▸ **EXERCISE**: Gather the lines from the material that contain "legend".

▸ **EXERCISE MATERIALS**:

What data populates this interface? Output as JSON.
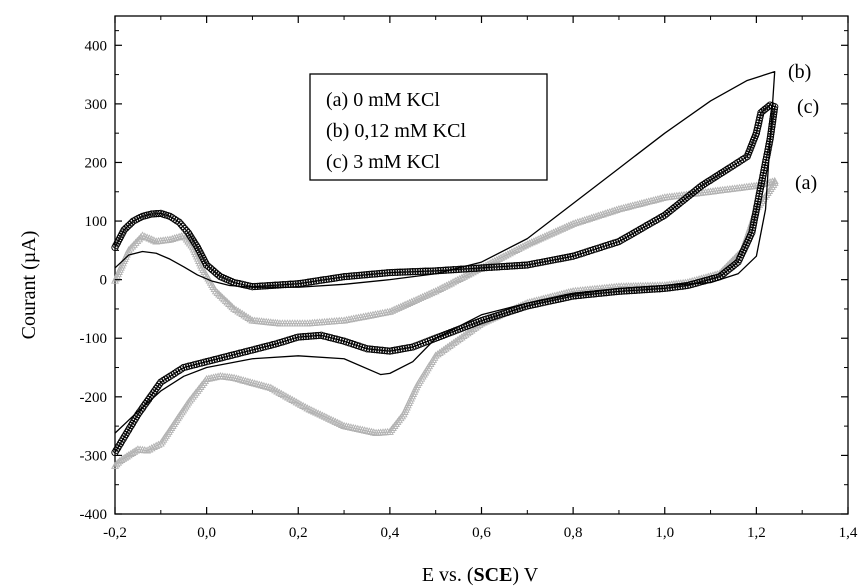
{
  "chart_data": {
    "type": "line",
    "title": "",
    "xlabel_prefix": "E vs. (",
    "xlabel_bold": "SCE",
    "xlabel_suffix": ") V",
    "ylabel": "Courant (µA)",
    "xlim": [
      -0.2,
      1.4
    ],
    "ylim": [
      -400,
      450
    ],
    "xticks": [
      -0.2,
      0.0,
      0.2,
      0.4,
      0.6,
      0.8,
      1.0,
      1.2,
      1.4
    ],
    "xtick_labels": [
      "-0,2",
      "0,0",
      "0,2",
      "0,4",
      "0,6",
      "0,8",
      "1,0",
      "1,2",
      "1,4"
    ],
    "yticks": [
      -400,
      -300,
      -200,
      -100,
      0,
      100,
      200,
      300,
      400
    ],
    "ytick_labels": [
      "-400",
      "-300",
      "-200",
      "-100",
      "0",
      "100",
      "200",
      "300",
      "400"
    ],
    "grid": false,
    "legend": {
      "placement": "top-center",
      "entries": [
        "(a)  0 mM KCl",
        "(b)  0,12 mM KCl",
        "(c)  3 mM KCl"
      ]
    },
    "series": [
      {
        "name": "(a)  0 mM KCl",
        "label": "(a)",
        "color": "#b3b3b3",
        "marker": "triangle",
        "x": [
          -0.2,
          -0.17,
          -0.14,
          -0.11,
          -0.08,
          -0.05,
          -0.03,
          -0.01,
          0.02,
          0.06,
          0.1,
          0.16,
          0.22,
          0.3,
          0.4,
          0.5,
          0.6,
          0.7,
          0.8,
          0.9,
          1.0,
          1.1,
          1.2,
          1.24,
          1.24,
          1.2,
          1.17,
          1.12,
          1.05,
          1.0,
          0.9,
          0.8,
          0.7,
          0.6,
          0.5,
          0.46,
          0.43,
          0.4,
          0.37,
          0.3,
          0.22,
          0.14,
          0.06,
          0.03,
          0.0,
          -0.04,
          -0.1,
          -0.13,
          -0.15,
          -0.17,
          -0.19,
          -0.2
        ],
        "y": [
          -2,
          50,
          75,
          65,
          68,
          75,
          55,
          20,
          -20,
          -50,
          -70,
          -75,
          -75,
          -70,
          -55,
          -20,
          20,
          60,
          95,
          120,
          140,
          150,
          160,
          168,
          165,
          120,
          50,
          10,
          -5,
          -10,
          -12,
          -20,
          -40,
          -75,
          -130,
          -180,
          -230,
          -260,
          -262,
          -250,
          -220,
          -185,
          -168,
          -165,
          -170,
          -210,
          -280,
          -292,
          -290,
          -300,
          -310,
          -318
        ]
      },
      {
        "name": "(b)  0,12 mM KCl",
        "label": "(b)",
        "color": "#000000",
        "marker": "none",
        "x": [
          -0.2,
          -0.17,
          -0.14,
          -0.11,
          -0.08,
          -0.05,
          -0.02,
          0.01,
          0.05,
          0.1,
          0.2,
          0.3,
          0.4,
          0.5,
          0.6,
          0.7,
          0.8,
          0.9,
          1.0,
          1.1,
          1.18,
          1.24,
          1.22,
          1.2,
          1.16,
          1.1,
          1.0,
          0.9,
          0.8,
          0.7,
          0.6,
          0.5,
          0.45,
          0.4,
          0.38,
          0.3,
          0.2,
          0.1,
          0.0,
          -0.05,
          -0.1,
          -0.15,
          -0.2
        ],
        "y": [
          20,
          42,
          48,
          45,
          35,
          22,
          8,
          -2,
          -10,
          -13,
          -13,
          -8,
          0,
          10,
          30,
          70,
          130,
          190,
          250,
          305,
          340,
          355,
          120,
          40,
          10,
          -5,
          -10,
          -15,
          -25,
          -40,
          -60,
          -100,
          -140,
          -160,
          -162,
          -135,
          -130,
          -135,
          -150,
          -165,
          -190,
          -225,
          -262
        ]
      },
      {
        "name": "(c)  3 mM KCl",
        "label": "(c)",
        "color": "#000000",
        "marker": "circle",
        "x": [
          -0.2,
          -0.18,
          -0.16,
          -0.14,
          -0.12,
          -0.1,
          -0.08,
          -0.06,
          -0.04,
          -0.02,
          0.0,
          0.03,
          0.06,
          0.1,
          0.2,
          0.3,
          0.4,
          0.5,
          0.6,
          0.7,
          0.8,
          0.9,
          1.0,
          1.08,
          1.14,
          1.18,
          1.2,
          1.21,
          1.23,
          1.24,
          1.23,
          1.21,
          1.19,
          1.16,
          1.12,
          1.05,
          1.0,
          0.9,
          0.8,
          0.7,
          0.6,
          0.5,
          0.45,
          0.4,
          0.35,
          0.3,
          0.25,
          0.2,
          0.15,
          0.1,
          0.05,
          0.0,
          -0.05,
          -0.1,
          -0.15,
          -0.2
        ],
        "y": [
          55,
          85,
          100,
          108,
          112,
          113,
          108,
          98,
          80,
          55,
          25,
          5,
          -5,
          -12,
          -7,
          5,
          12,
          15,
          20,
          25,
          40,
          65,
          110,
          160,
          190,
          210,
          250,
          285,
          298,
          295,
          240,
          160,
          80,
          30,
          5,
          -10,
          -15,
          -20,
          -28,
          -45,
          -70,
          -100,
          -115,
          -122,
          -118,
          -105,
          -95,
          -98,
          -110,
          -120,
          -130,
          -140,
          -150,
          -175,
          -230,
          -295
        ]
      }
    ]
  }
}
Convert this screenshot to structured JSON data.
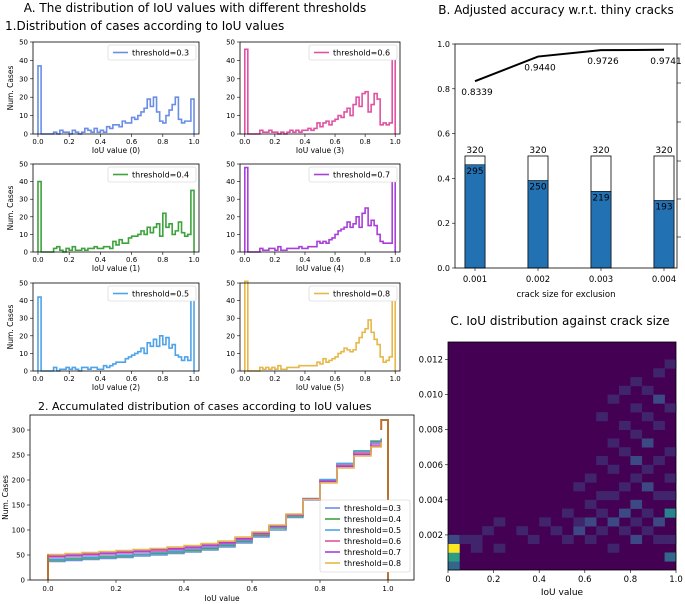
{
  "titles": {
    "panel_a": "A. The distribution of IoU values with different thresholds",
    "panel_a1": "1.Distribution of cases according to IoU values",
    "panel_a2": "2. Accumulated distribution of cases according to IoU values",
    "panel_b": "B. Adjusted accuracy w.r.t. thiny cracks",
    "panel_c": "C. IoU distribution against crack size"
  },
  "chart_data": [
    {
      "id": "hist",
      "type": "bar",
      "ylabel": "Num. Cases",
      "xlim": [
        0,
        1
      ],
      "ylim": [
        0,
        50
      ],
      "yticks": [
        "0",
        "10",
        "20",
        "30",
        "40",
        "50"
      ],
      "xticks": [
        "0.0",
        "0.2",
        "0.4",
        "0.6",
        "0.8",
        "1.0"
      ],
      "panels": [
        {
          "legend": "threshold=0.3",
          "xlabel": "IoU value (0)",
          "color": "#6a8ee6",
          "values": [
            37,
            0,
            0,
            0,
            0,
            1,
            0,
            2,
            1,
            1,
            0,
            2,
            1,
            0,
            1,
            3,
            2,
            1,
            3,
            1,
            2,
            1,
            4,
            3,
            5,
            5,
            4,
            7,
            6,
            6,
            9,
            8,
            10,
            12,
            14,
            19,
            15,
            20,
            12,
            7,
            6,
            10,
            13,
            16,
            20,
            8,
            6,
            7,
            7,
            19
          ]
        },
        {
          "legend": "threshold=0.6",
          "xlabel": "IoU value (3)",
          "color": "#e052a4",
          "values": [
            46,
            0,
            0,
            0,
            0,
            2,
            1,
            1,
            2,
            1,
            1,
            0,
            1,
            0,
            1,
            2,
            1,
            2,
            1,
            2,
            2,
            3,
            2,
            3,
            6,
            4,
            6,
            7,
            5,
            7,
            8,
            10,
            9,
            12,
            14,
            10,
            16,
            20,
            15,
            22,
            23,
            12,
            16,
            22,
            19,
            5,
            6,
            5,
            6,
            42
          ]
        },
        {
          "legend": "threshold=0.4",
          "xlabel": "IoU value (1)",
          "color": "#3da33d",
          "values": [
            40,
            0,
            0,
            0,
            0,
            2,
            3,
            1,
            0,
            2,
            1,
            3,
            1,
            1,
            2,
            1,
            2,
            2,
            3,
            2,
            2,
            3,
            3,
            2,
            6,
            4,
            7,
            5,
            5,
            8,
            9,
            9,
            10,
            12,
            10,
            14,
            11,
            14,
            16,
            9,
            22,
            14,
            16,
            10,
            12,
            17,
            11,
            9,
            10,
            35
          ]
        },
        {
          "legend": "threshold=0.7",
          "xlabel": "IoU value (4)",
          "color": "#a840d8",
          "values": [
            48,
            0,
            0,
            0,
            0,
            2,
            1,
            1,
            2,
            2,
            1,
            3,
            1,
            1,
            2,
            2,
            2,
            2,
            3,
            2,
            2,
            3,
            3,
            3,
            6,
            5,
            6,
            5,
            7,
            8,
            10,
            12,
            13,
            14,
            17,
            14,
            16,
            20,
            14,
            22,
            25,
            15,
            18,
            15,
            10,
            6,
            5,
            5,
            5,
            47
          ]
        },
        {
          "legend": "threshold=0.5",
          "xlabel": "IoU value (2)",
          "color": "#4fa3e8",
          "values": [
            42,
            0,
            0,
            0,
            0,
            2,
            0,
            1,
            1,
            2,
            1,
            2,
            1,
            0,
            2,
            2,
            1,
            2,
            2,
            1,
            1,
            3,
            2,
            3,
            4,
            5,
            5,
            5,
            7,
            8,
            9,
            10,
            11,
            13,
            10,
            16,
            14,
            18,
            14,
            20,
            15,
            19,
            13,
            15,
            9,
            8,
            6,
            8,
            6,
            45
          ]
        },
        {
          "legend": "threshold=0.8",
          "xlabel": "IoU value (5)",
          "color": "#e6b84a",
          "values": [
            51,
            0,
            0,
            0,
            0,
            2,
            1,
            2,
            1,
            2,
            1,
            3,
            1,
            1,
            2,
            2,
            2,
            2,
            3,
            3,
            3,
            3,
            3,
            3,
            5,
            4,
            7,
            5,
            6,
            7,
            8,
            10,
            11,
            13,
            12,
            11,
            12,
            16,
            19,
            22,
            24,
            29,
            22,
            18,
            15,
            8,
            5,
            6,
            8,
            44
          ]
        }
      ]
    },
    {
      "id": "cumulative",
      "type": "line",
      "title": "2. Accumulated distribution of cases according to IoU values",
      "xlabel": "IoU value",
      "ylabel": "Num. Cases",
      "xlim": [
        0,
        1
      ],
      "ylim": [
        0,
        320
      ],
      "yticks": [
        0,
        50,
        100,
        150,
        200,
        250,
        300
      ],
      "xticks": [
        "0.0",
        "0.2",
        "0.4",
        "0.6",
        "0.8",
        "1.0"
      ],
      "x": [
        0.0,
        0.05,
        0.1,
        0.15,
        0.2,
        0.25,
        0.3,
        0.35,
        0.4,
        0.45,
        0.5,
        0.55,
        0.6,
        0.65,
        0.7,
        0.75,
        0.8,
        0.85,
        0.9,
        0.95,
        0.98
      ],
      "series": [
        {
          "name": "threshold=0.3",
          "color": "#6a8ee6",
          "values": [
            37,
            39,
            41,
            43,
            45,
            48,
            50,
            53,
            56,
            60,
            66,
            74,
            86,
            100,
            125,
            160,
            198,
            232,
            258,
            278,
            283
          ]
        },
        {
          "name": "threshold=0.4",
          "color": "#3da33d",
          "values": [
            40,
            42,
            44,
            46,
            48,
            51,
            53,
            56,
            59,
            63,
            69,
            77,
            89,
            104,
            128,
            162,
            200,
            233,
            258,
            277,
            283
          ]
        },
        {
          "name": "threshold=0.5",
          "color": "#4fa3e8",
          "values": [
            42,
            44,
            46,
            48,
            50,
            52,
            55,
            58,
            61,
            65,
            71,
            79,
            91,
            106,
            130,
            163,
            201,
            233,
            257,
            275,
            281
          ]
        },
        {
          "name": "threshold=0.6",
          "color": "#e052a4",
          "values": [
            46,
            48,
            50,
            52,
            54,
            56,
            58,
            61,
            64,
            68,
            73,
            81,
            92,
            107,
            130,
            162,
            198,
            229,
            254,
            272,
            278
          ]
        },
        {
          "name": "threshold=0.7",
          "color": "#a840d8",
          "values": [
            48,
            50,
            52,
            54,
            56,
            58,
            61,
            63,
            66,
            70,
            75,
            83,
            94,
            108,
            131,
            162,
            197,
            227,
            251,
            268,
            274
          ]
        },
        {
          "name": "threshold=0.8",
          "color": "#e6b84a",
          "values": [
            51,
            53,
            55,
            57,
            59,
            61,
            63,
            66,
            69,
            73,
            78,
            86,
            96,
            110,
            132,
            161,
            194,
            224,
            248,
            266,
            276
          ]
        }
      ],
      "final_step_color": "#b8722f",
      "final_value": 320
    },
    {
      "id": "accuracy",
      "type": "bar",
      "title": "B. Adjusted accuracy w.r.t. thiny cracks",
      "xlabel": "crack size for exclusion",
      "categories": [
        "0.001",
        "0.002",
        "0.003",
        "0.004"
      ],
      "totals": [
        320,
        320,
        320,
        320
      ],
      "correct": [
        295,
        250,
        219,
        193
      ],
      "accuracy": [
        0.8339,
        0.944,
        0.9726,
        0.9741
      ],
      "accuracy_labels": [
        "0.8339",
        "0.9440",
        "0.9726",
        "0.9741"
      ],
      "ylim": [
        0,
        1.0
      ],
      "yticks": [
        "0.0",
        "0.2",
        "0.4",
        "0.6",
        "0.8",
        "1.0"
      ],
      "bar_color": "#2271b3",
      "line_color": "#000000"
    },
    {
      "id": "heatmap",
      "type": "heatmap",
      "title": "C. IoU distribution against crack size",
      "xlabel": "IoU value",
      "xlim": [
        0,
        1
      ],
      "ylim": [
        0,
        0.013
      ],
      "xticks": [
        "0",
        "0.2",
        "0.4",
        "0.6",
        "0.8",
        "1.0"
      ],
      "yticks": [
        "0.002",
        "0.004",
        "0.006",
        "0.008",
        "0.010",
        "0.012"
      ],
      "grid_cols": 20,
      "grid_rows": 26,
      "background_color": "#440154",
      "cells": [
        {
          "col": 0,
          "row": 0,
          "v": 3
        },
        {
          "col": 0,
          "row": 1,
          "v": 5
        },
        {
          "col": 0,
          "row": 2,
          "v": 9
        },
        {
          "col": 0,
          "row": 3,
          "v": 2
        },
        {
          "col": 1,
          "row": 3,
          "v": 1
        },
        {
          "col": 2,
          "row": 2,
          "v": 1
        },
        {
          "col": 2,
          "row": 3,
          "v": 1
        },
        {
          "col": 3,
          "row": 4,
          "v": 1
        },
        {
          "col": 4,
          "row": 2,
          "v": 1
        },
        {
          "col": 4,
          "row": 5,
          "v": 1
        },
        {
          "col": 6,
          "row": 4,
          "v": 1
        },
        {
          "col": 7,
          "row": 3,
          "v": 1
        },
        {
          "col": 8,
          "row": 5,
          "v": 1
        },
        {
          "col": 9,
          "row": 4,
          "v": 1
        },
        {
          "col": 10,
          "row": 3,
          "v": 1
        },
        {
          "col": 10,
          "row": 6,
          "v": 1
        },
        {
          "col": 11,
          "row": 4,
          "v": 2
        },
        {
          "col": 11,
          "row": 5,
          "v": 1
        },
        {
          "col": 11,
          "row": 9,
          "v": 1
        },
        {
          "col": 12,
          "row": 3,
          "v": 1
        },
        {
          "col": 12,
          "row": 5,
          "v": 2
        },
        {
          "col": 12,
          "row": 7,
          "v": 1
        },
        {
          "col": 12,
          "row": 10,
          "v": 1
        },
        {
          "col": 13,
          "row": 4,
          "v": 1
        },
        {
          "col": 13,
          "row": 6,
          "v": 1
        },
        {
          "col": 13,
          "row": 8,
          "v": 1
        },
        {
          "col": 13,
          "row": 12,
          "v": 1
        },
        {
          "col": 13,
          "row": 17,
          "v": 1
        },
        {
          "col": 14,
          "row": 2,
          "v": 1
        },
        {
          "col": 14,
          "row": 5,
          "v": 2
        },
        {
          "col": 14,
          "row": 8,
          "v": 1
        },
        {
          "col": 14,
          "row": 11,
          "v": 1
        },
        {
          "col": 14,
          "row": 14,
          "v": 1
        },
        {
          "col": 14,
          "row": 19,
          "v": 1
        },
        {
          "col": 15,
          "row": 4,
          "v": 1
        },
        {
          "col": 15,
          "row": 6,
          "v": 2
        },
        {
          "col": 15,
          "row": 9,
          "v": 1
        },
        {
          "col": 15,
          "row": 13,
          "v": 1
        },
        {
          "col": 15,
          "row": 16,
          "v": 1
        },
        {
          "col": 15,
          "row": 20,
          "v": 1
        },
        {
          "col": 16,
          "row": 3,
          "v": 2
        },
        {
          "col": 16,
          "row": 5,
          "v": 1
        },
        {
          "col": 16,
          "row": 7,
          "v": 2
        },
        {
          "col": 16,
          "row": 10,
          "v": 1
        },
        {
          "col": 16,
          "row": 12,
          "v": 2
        },
        {
          "col": 16,
          "row": 15,
          "v": 1
        },
        {
          "col": 16,
          "row": 18,
          "v": 1
        },
        {
          "col": 16,
          "row": 21,
          "v": 1
        },
        {
          "col": 17,
          "row": 4,
          "v": 1
        },
        {
          "col": 17,
          "row": 6,
          "v": 1
        },
        {
          "col": 17,
          "row": 9,
          "v": 2
        },
        {
          "col": 17,
          "row": 11,
          "v": 1
        },
        {
          "col": 17,
          "row": 14,
          "v": 2
        },
        {
          "col": 17,
          "row": 17,
          "v": 1
        },
        {
          "col": 17,
          "row": 20,
          "v": 1
        },
        {
          "col": 18,
          "row": 3,
          "v": 1
        },
        {
          "col": 18,
          "row": 5,
          "v": 2
        },
        {
          "col": 18,
          "row": 8,
          "v": 1
        },
        {
          "col": 18,
          "row": 12,
          "v": 1
        },
        {
          "col": 18,
          "row": 16,
          "v": 1
        },
        {
          "col": 18,
          "row": 19,
          "v": 2
        },
        {
          "col": 18,
          "row": 22,
          "v": 1
        },
        {
          "col": 19,
          "row": 1,
          "v": 3
        },
        {
          "col": 19,
          "row": 3,
          "v": 1
        },
        {
          "col": 19,
          "row": 6,
          "v": 4
        },
        {
          "col": 19,
          "row": 8,
          "v": 1
        },
        {
          "col": 19,
          "row": 10,
          "v": 1
        },
        {
          "col": 19,
          "row": 13,
          "v": 1
        },
        {
          "col": 19,
          "row": 18,
          "v": 1
        },
        {
          "col": 19,
          "row": 23,
          "v": 1
        }
      ],
      "vmax": 9
    }
  ]
}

▸ **TASK RESPONSE**:
    "legend": {
          "legend": "threshold=0.3",
          "legend": "threshold=0.6",
          "legend": "threshold=0.4",
          "legend": "threshold=0.7",
          "legend": "threshold=0.5",
          "legend": "threshold=0.8",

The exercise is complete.